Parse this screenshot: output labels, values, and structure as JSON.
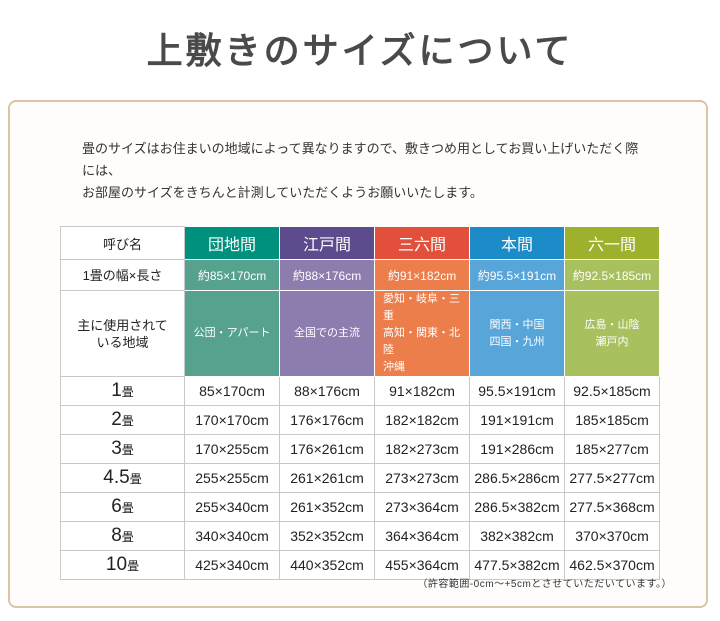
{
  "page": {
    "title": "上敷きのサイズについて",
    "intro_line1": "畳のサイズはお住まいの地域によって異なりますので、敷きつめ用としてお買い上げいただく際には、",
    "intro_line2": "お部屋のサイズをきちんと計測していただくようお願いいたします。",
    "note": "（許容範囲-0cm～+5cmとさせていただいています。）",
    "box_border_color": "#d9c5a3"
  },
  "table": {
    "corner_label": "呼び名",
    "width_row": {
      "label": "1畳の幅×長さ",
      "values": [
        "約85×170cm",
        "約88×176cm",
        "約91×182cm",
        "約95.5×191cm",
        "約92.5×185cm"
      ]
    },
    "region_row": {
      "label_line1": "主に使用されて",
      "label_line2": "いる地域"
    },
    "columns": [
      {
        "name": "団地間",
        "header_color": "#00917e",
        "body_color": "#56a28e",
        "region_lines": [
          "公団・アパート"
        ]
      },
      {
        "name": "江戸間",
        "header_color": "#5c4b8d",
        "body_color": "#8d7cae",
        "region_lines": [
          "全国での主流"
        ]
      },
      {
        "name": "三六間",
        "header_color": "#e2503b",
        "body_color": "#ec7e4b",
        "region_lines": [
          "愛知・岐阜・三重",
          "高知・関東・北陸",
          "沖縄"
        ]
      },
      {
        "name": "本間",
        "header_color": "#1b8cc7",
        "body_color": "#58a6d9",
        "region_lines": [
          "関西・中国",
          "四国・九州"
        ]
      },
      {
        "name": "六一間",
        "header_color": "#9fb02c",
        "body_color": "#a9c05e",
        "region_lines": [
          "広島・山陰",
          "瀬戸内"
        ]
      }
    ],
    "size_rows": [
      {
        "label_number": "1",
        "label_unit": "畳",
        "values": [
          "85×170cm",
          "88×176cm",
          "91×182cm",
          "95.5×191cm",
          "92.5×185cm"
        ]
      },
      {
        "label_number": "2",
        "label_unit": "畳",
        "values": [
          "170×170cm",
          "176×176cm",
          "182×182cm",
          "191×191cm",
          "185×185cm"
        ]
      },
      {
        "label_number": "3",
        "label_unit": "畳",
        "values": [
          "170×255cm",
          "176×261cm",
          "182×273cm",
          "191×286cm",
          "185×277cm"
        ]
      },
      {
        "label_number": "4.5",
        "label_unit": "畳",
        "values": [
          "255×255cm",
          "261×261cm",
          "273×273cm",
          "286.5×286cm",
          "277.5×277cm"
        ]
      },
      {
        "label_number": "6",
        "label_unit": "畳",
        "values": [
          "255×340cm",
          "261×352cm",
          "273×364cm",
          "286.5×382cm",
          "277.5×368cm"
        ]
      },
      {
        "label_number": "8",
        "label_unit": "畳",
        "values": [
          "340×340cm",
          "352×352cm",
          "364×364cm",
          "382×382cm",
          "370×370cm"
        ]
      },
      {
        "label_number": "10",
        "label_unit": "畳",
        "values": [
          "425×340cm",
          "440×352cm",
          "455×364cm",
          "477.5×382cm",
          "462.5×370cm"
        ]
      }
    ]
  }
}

________________________

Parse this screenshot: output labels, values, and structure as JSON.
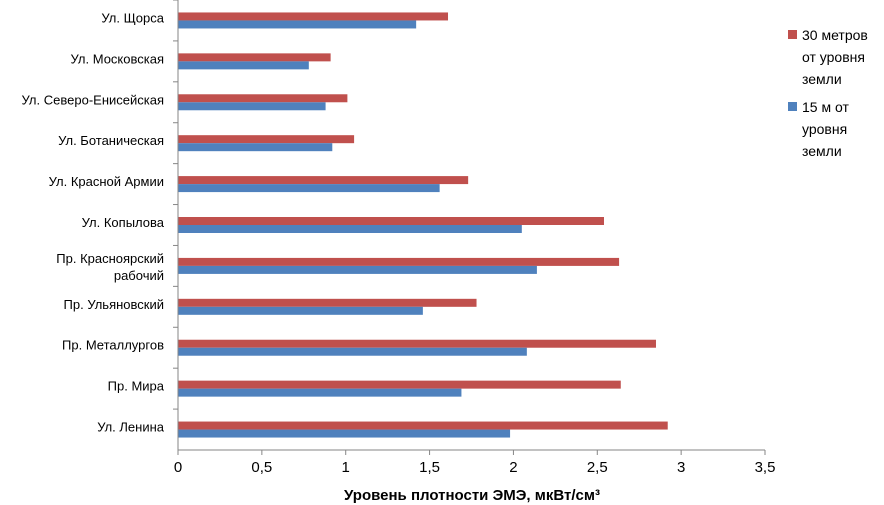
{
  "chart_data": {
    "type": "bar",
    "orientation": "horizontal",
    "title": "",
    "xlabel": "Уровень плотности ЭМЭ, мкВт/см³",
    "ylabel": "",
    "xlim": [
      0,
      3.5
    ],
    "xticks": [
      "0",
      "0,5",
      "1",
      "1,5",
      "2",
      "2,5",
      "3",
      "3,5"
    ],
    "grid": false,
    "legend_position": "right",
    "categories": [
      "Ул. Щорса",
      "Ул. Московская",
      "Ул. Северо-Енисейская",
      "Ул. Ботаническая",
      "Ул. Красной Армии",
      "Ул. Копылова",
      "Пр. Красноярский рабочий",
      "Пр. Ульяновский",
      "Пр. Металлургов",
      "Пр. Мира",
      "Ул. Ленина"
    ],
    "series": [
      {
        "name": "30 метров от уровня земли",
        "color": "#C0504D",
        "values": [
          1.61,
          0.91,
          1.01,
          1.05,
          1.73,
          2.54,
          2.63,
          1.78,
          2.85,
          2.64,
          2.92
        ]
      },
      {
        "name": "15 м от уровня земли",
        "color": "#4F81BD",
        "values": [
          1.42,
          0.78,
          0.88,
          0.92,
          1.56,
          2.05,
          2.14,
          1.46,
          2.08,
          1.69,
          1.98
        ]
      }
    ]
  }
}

________________________

### Aim
Count the lines in the material above where the string "name" appears, then state only that count.

### Exercise response
7